== Set exercise ==
Every line holding the word "LAMBS" counts once. Give the total, nothing more.

== Working data ==
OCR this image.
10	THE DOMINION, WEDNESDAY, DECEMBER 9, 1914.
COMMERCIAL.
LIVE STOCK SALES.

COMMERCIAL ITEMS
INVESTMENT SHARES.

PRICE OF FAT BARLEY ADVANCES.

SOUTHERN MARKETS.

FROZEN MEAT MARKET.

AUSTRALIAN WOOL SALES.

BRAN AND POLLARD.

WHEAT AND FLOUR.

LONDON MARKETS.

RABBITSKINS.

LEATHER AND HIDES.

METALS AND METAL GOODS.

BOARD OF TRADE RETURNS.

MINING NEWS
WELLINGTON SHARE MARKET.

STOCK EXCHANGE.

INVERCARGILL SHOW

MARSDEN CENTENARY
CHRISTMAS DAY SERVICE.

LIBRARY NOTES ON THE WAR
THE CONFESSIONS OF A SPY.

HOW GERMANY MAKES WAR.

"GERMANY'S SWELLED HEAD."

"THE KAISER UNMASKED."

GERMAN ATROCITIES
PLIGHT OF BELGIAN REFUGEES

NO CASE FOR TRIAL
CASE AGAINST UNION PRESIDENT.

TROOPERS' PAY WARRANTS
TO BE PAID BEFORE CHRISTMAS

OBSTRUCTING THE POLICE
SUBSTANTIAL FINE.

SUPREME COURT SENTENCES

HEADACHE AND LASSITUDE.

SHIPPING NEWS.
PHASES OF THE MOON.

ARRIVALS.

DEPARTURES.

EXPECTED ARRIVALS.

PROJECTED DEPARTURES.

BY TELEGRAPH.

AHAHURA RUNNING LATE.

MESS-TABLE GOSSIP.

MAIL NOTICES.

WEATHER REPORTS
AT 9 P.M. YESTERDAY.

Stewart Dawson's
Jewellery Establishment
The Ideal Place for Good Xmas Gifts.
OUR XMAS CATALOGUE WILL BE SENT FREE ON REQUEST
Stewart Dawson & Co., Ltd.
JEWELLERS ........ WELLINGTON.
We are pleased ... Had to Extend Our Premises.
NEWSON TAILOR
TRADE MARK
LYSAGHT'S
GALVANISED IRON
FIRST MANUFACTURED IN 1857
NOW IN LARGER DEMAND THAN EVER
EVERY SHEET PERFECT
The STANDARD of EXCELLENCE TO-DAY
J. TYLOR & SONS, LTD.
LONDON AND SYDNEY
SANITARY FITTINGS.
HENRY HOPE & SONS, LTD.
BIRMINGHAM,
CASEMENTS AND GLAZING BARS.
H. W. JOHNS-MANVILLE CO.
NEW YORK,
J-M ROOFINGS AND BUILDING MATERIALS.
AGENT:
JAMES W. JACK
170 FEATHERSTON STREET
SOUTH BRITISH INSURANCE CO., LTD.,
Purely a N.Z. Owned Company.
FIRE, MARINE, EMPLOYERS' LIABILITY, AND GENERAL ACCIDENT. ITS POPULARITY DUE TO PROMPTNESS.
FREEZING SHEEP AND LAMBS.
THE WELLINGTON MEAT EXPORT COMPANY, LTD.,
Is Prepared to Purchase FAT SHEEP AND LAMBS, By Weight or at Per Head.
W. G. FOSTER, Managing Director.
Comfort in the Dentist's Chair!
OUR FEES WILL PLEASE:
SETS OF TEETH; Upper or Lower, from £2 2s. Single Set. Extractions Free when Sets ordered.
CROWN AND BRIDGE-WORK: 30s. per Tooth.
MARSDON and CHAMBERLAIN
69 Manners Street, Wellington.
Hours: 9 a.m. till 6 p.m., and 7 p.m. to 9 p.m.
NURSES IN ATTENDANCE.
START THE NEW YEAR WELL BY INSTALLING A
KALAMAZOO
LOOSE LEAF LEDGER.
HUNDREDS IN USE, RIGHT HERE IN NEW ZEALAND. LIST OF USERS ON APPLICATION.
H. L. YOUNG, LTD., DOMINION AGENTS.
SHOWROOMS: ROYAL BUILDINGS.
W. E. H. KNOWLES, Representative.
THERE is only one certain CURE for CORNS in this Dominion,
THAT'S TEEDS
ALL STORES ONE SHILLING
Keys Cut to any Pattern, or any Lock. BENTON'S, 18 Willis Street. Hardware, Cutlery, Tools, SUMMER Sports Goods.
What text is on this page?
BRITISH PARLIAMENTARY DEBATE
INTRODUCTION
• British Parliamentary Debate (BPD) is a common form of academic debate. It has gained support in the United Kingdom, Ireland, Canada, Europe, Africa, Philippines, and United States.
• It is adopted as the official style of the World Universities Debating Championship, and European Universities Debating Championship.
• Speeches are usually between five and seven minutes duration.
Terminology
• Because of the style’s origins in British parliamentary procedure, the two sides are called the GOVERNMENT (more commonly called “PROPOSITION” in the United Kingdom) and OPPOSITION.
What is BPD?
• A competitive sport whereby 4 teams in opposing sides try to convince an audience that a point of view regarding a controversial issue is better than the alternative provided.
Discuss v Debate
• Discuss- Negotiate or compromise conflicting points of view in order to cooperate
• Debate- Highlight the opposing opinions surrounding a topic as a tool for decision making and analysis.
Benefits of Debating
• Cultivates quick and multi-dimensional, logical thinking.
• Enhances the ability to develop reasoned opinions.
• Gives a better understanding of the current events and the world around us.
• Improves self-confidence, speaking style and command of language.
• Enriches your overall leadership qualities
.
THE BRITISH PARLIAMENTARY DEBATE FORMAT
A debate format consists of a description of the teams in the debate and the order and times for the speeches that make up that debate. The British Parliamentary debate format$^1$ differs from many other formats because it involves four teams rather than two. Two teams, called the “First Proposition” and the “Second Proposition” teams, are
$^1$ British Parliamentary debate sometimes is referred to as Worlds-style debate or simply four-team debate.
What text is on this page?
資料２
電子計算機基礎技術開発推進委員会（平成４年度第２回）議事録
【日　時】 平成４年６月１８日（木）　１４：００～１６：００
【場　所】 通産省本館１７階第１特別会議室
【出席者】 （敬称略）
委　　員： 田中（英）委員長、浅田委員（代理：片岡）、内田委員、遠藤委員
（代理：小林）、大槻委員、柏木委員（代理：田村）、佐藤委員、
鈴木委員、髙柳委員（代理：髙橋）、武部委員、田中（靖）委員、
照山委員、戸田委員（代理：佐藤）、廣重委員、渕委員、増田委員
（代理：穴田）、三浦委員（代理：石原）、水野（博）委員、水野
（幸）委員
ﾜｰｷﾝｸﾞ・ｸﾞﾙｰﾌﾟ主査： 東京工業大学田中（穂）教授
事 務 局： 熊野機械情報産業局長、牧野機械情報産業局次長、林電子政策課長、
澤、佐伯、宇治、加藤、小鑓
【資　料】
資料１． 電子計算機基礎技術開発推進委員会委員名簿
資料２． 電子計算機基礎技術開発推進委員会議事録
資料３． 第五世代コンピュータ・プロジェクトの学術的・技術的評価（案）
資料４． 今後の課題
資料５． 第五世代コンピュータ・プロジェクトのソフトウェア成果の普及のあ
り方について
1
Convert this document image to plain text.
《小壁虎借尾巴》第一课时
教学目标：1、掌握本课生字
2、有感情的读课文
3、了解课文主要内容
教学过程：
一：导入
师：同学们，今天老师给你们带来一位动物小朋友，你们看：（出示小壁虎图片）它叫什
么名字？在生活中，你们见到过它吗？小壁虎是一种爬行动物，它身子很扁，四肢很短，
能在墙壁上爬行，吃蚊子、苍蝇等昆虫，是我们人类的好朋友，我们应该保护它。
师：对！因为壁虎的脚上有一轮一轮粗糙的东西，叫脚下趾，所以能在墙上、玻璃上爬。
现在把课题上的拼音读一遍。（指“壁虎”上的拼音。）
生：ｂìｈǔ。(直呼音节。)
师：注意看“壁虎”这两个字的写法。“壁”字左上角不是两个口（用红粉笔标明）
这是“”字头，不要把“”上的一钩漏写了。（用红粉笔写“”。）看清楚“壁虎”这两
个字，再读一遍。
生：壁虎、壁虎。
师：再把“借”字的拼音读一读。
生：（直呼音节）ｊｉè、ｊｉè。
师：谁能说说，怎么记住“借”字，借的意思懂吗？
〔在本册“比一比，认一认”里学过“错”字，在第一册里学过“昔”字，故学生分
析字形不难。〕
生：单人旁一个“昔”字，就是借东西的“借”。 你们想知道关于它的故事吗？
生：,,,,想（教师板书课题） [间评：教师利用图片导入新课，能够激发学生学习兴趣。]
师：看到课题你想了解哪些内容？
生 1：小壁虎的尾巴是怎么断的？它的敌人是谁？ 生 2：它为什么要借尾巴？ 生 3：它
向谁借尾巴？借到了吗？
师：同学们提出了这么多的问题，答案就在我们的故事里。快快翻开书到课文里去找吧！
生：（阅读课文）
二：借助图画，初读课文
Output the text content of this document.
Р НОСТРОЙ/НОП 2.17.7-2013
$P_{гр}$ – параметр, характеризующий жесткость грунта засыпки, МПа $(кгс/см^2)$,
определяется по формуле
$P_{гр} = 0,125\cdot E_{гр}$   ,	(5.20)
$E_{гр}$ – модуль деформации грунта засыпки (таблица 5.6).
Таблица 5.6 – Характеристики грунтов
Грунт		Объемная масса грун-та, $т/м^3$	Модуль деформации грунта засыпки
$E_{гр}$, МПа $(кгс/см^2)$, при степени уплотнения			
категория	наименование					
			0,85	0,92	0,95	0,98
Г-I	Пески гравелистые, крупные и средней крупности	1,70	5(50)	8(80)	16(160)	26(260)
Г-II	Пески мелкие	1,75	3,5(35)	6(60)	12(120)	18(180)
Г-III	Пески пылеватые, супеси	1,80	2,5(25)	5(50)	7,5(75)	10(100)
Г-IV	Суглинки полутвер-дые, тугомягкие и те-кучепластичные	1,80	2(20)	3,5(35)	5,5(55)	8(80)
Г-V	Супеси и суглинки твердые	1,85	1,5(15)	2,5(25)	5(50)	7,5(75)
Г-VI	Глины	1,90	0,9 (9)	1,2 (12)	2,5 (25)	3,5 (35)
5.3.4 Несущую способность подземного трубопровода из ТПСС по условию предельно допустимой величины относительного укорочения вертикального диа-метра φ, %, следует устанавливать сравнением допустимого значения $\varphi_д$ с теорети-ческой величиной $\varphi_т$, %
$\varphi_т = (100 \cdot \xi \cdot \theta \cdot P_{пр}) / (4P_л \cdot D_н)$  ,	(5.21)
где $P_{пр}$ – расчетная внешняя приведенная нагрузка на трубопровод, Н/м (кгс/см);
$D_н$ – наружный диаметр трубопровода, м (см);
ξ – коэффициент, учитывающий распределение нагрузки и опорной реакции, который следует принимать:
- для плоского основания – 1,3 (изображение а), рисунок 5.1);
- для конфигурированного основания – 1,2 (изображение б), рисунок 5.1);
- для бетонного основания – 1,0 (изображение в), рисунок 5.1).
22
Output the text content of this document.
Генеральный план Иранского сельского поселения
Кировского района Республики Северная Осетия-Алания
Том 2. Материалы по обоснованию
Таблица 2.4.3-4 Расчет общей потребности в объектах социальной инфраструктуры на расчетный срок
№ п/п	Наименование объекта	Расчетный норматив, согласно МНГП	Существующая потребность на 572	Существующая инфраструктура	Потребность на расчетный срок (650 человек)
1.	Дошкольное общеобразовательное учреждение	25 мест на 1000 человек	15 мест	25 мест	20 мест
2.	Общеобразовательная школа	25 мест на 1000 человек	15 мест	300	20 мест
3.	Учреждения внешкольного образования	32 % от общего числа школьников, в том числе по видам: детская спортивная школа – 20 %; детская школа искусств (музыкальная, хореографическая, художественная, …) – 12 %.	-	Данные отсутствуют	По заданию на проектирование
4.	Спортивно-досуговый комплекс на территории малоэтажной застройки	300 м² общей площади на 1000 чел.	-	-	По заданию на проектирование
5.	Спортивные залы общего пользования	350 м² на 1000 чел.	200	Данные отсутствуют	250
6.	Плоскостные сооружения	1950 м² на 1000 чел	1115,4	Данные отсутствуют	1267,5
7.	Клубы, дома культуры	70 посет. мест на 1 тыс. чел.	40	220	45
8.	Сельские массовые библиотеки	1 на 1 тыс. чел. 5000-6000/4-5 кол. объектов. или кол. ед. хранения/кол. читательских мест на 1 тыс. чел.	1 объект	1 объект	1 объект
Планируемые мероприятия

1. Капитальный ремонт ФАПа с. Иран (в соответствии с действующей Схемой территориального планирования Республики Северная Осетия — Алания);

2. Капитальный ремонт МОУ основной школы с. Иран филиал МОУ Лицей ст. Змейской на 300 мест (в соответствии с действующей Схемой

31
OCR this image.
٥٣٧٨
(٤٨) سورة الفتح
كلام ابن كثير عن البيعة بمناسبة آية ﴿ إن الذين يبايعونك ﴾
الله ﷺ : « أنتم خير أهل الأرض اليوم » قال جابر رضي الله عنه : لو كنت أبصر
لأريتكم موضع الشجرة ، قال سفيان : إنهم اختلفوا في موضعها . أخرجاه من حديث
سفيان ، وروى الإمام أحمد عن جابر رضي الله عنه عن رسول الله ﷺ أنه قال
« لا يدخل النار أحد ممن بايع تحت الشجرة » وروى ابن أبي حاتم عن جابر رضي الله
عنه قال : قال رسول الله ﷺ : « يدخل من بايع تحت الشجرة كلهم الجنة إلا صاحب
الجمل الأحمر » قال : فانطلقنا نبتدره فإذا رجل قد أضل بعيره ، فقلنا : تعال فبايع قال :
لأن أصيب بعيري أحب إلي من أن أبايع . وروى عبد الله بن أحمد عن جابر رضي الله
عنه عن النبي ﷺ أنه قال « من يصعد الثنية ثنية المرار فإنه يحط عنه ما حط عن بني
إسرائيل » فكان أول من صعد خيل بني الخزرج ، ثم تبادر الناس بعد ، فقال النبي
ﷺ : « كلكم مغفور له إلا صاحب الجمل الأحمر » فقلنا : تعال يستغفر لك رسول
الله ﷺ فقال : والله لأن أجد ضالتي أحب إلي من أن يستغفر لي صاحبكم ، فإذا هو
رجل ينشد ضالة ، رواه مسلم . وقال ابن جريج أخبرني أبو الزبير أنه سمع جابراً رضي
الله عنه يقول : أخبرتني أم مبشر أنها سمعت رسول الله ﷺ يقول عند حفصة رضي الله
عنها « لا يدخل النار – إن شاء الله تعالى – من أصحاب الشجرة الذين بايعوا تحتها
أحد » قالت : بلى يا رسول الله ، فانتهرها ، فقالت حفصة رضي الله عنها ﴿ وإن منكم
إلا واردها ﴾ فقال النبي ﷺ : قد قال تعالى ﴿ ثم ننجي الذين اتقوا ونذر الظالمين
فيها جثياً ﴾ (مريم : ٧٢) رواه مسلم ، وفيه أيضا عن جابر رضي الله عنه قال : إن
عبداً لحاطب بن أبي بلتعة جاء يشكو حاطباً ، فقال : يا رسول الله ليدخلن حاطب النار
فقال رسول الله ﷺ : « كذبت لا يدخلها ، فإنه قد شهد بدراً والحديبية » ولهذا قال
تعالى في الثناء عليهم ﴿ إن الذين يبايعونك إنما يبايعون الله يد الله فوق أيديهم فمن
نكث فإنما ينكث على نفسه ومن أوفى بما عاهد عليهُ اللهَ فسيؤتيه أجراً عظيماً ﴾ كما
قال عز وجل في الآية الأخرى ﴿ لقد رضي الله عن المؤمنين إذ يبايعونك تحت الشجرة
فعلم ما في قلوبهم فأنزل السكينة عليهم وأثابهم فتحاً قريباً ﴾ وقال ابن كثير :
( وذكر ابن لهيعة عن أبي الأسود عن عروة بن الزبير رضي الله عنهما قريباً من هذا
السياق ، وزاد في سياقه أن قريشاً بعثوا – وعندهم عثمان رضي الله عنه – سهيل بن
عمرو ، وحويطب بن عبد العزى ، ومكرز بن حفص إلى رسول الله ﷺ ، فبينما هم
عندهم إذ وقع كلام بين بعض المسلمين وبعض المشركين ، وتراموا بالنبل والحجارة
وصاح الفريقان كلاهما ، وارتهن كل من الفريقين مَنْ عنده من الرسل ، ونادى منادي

== Task output ==
2